[Annotated entries for elements]
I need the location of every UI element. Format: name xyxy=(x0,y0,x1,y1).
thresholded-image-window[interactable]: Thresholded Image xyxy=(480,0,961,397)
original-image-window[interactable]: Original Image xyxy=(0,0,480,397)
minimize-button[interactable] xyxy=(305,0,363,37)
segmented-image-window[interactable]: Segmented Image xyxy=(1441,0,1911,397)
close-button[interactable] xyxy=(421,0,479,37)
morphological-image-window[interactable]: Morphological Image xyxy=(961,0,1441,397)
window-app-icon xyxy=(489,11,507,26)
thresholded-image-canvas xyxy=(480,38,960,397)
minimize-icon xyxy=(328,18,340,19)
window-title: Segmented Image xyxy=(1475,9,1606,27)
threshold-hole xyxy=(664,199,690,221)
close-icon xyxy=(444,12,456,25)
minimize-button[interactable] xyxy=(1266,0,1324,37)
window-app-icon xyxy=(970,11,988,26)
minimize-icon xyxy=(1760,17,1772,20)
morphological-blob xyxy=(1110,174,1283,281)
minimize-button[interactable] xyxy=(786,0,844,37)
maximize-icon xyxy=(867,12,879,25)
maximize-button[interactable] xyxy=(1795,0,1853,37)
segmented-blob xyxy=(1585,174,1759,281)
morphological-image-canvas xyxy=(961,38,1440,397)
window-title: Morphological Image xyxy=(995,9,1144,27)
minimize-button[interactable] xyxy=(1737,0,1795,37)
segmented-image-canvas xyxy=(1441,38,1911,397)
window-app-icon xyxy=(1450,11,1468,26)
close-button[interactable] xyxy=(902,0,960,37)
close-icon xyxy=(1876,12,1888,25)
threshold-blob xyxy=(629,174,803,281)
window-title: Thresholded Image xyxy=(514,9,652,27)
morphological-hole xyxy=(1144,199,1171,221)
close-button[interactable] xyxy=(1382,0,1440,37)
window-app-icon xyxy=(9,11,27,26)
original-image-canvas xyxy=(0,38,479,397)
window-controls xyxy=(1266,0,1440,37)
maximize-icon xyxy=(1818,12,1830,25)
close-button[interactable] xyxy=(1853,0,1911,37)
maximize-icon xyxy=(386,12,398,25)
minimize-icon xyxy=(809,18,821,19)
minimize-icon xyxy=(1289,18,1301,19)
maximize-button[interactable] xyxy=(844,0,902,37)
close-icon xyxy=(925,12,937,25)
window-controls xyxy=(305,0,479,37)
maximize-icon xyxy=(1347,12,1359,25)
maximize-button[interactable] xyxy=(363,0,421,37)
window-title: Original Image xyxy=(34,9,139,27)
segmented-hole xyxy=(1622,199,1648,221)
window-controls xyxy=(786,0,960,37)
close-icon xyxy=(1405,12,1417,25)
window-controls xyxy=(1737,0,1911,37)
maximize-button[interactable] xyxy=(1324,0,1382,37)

WRITTEN EXERCISE — Copy every item above line by line, keeping each character unchanged.

FULL ANSWER —
I need the location of every UI element. Format: name xyxy=(x0,y0,x1,y1).
thresholded-image-window[interactable]: Thresholded Image xyxy=(480,0,961,397)
original-image-window[interactable]: Original Image xyxy=(0,0,480,397)
minimize-button[interactable] xyxy=(305,0,363,37)
segmented-image-window[interactable]: Segmented Image xyxy=(1441,0,1911,397)
close-button[interactable] xyxy=(421,0,479,37)
morphological-image-window[interactable]: Morphological Image xyxy=(961,0,1441,397)
window-app-icon xyxy=(489,11,507,26)
thresholded-image-canvas xyxy=(480,38,960,397)
minimize-icon xyxy=(328,18,340,19)
window-title: Segmented Image xyxy=(1475,9,1606,27)
threshold-hole xyxy=(664,199,690,221)
close-icon xyxy=(444,12,456,25)
minimize-button[interactable] xyxy=(1266,0,1324,37)
window-app-icon xyxy=(970,11,988,26)
minimize-icon xyxy=(1760,17,1772,20)
morphological-blob xyxy=(1110,174,1283,281)
minimize-button[interactable] xyxy=(786,0,844,37)
maximize-icon xyxy=(867,12,879,25)
maximize-button[interactable] xyxy=(1795,0,1853,37)
segmented-blob xyxy=(1585,174,1759,281)
morphological-image-canvas xyxy=(961,38,1440,397)
window-title: Morphological Image xyxy=(995,9,1144,27)
minimize-button[interactable] xyxy=(1737,0,1795,37)
segmented-image-canvas xyxy=(1441,38,1911,397)
window-app-icon xyxy=(1450,11,1468,26)
close-button[interactable] xyxy=(902,0,960,37)
close-icon xyxy=(1876,12,1888,25)
threshold-blob xyxy=(629,174,803,281)
window-title: Thresholded Image xyxy=(514,9,652,27)
morphological-hole xyxy=(1144,199,1171,221)
close-button[interactable] xyxy=(1382,0,1440,37)
window-app-icon xyxy=(9,11,27,26)
original-image-canvas xyxy=(0,38,479,397)
window-controls xyxy=(1266,0,1440,37)
maximize-icon xyxy=(1818,12,1830,25)
close-button[interactable] xyxy=(1853,0,1911,37)
maximize-icon xyxy=(386,12,398,25)
minimize-icon xyxy=(809,18,821,19)
minimize-icon xyxy=(1289,18,1301,19)
maximize-button[interactable] xyxy=(844,0,902,37)
close-icon xyxy=(925,12,937,25)
window-controls xyxy=(305,0,479,37)
maximize-icon xyxy=(1347,12,1359,25)
maximize-button[interactable] xyxy=(363,0,421,37)
window-title: Original Image xyxy=(34,9,139,27)
segmented-hole xyxy=(1622,199,1648,221)
window-controls xyxy=(786,0,960,37)
close-icon xyxy=(1405,12,1417,25)
window-controls xyxy=(1737,0,1911,37)
maximize-button[interactable] xyxy=(1324,0,1382,37)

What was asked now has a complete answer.